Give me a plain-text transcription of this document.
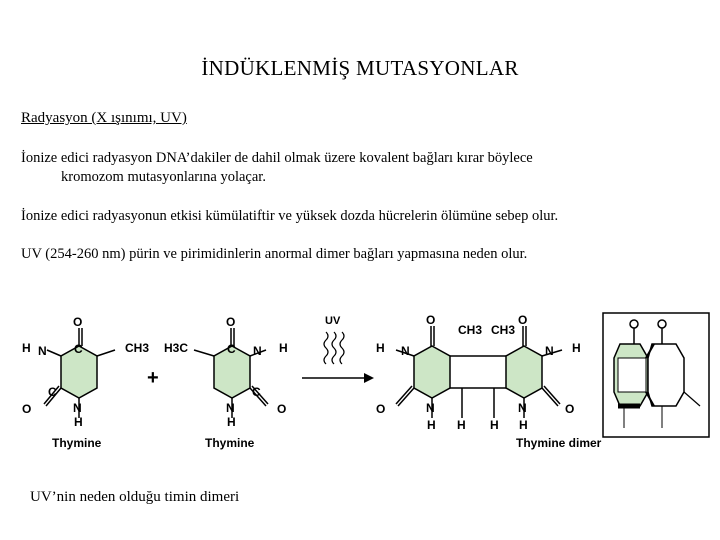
İNDÜKLENMİŞ MUTASYONLAR
Radyasyon (X ışınımı, UV)
İonize edici radyasyon DNA’dakiler de dahil olmak üzere kovalent bağları kırar böylece
kromozom mutasyonlarına yolaçar.
İonize edici radyasyonun etkisi kümülatiftir ve yüksek dozda hücrelerin ölümüne sebep olur.
UV (254-260 nm) pürin ve pirimidinlerin anormal dimer bağları yapmasına neden olur.
O
C
N
H	CH3
O
C
N
H
Thymine
+
O
C
H3C	N H
C
O
N
H
Thymine
UV	O	O
CH3 CH3
H N	N H
O	O
N	N
H H H H
Thymine dimer
UV’nin neden olduğu timin dimeri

• Task to carry out: Repeat the material above verbatim. Leave the pictures behind.

• The answer:
Give me a plain-text transcription of this document.
İNDÜKLENMİŞ MUTASYONLAR
Radyasyon (X ışınımı, UV)
İonize edici radyasyon DNA’dakiler de dahil olmak üzere kovalent bağları kırar böylece
kromozom mutasyonlarına yolaçar.
İonize edici radyasyonun etkisi kümülatiftir ve yüksek dozda hücrelerin ölümüne sebep olur.
UV (254-260 nm) pürin ve pirimidinlerin anormal dimer bağları yapmasına neden olur.
O
C
N
H	CH3
O
C
N
H
Thymine
+
O
C
H3C	N H
C
O
N
H
Thymine
UV	O	O
CH3 CH3
H N	N H
O	O
N	N
H H H H
Thymine dimer
UV’nin neden olduğu timin dimeri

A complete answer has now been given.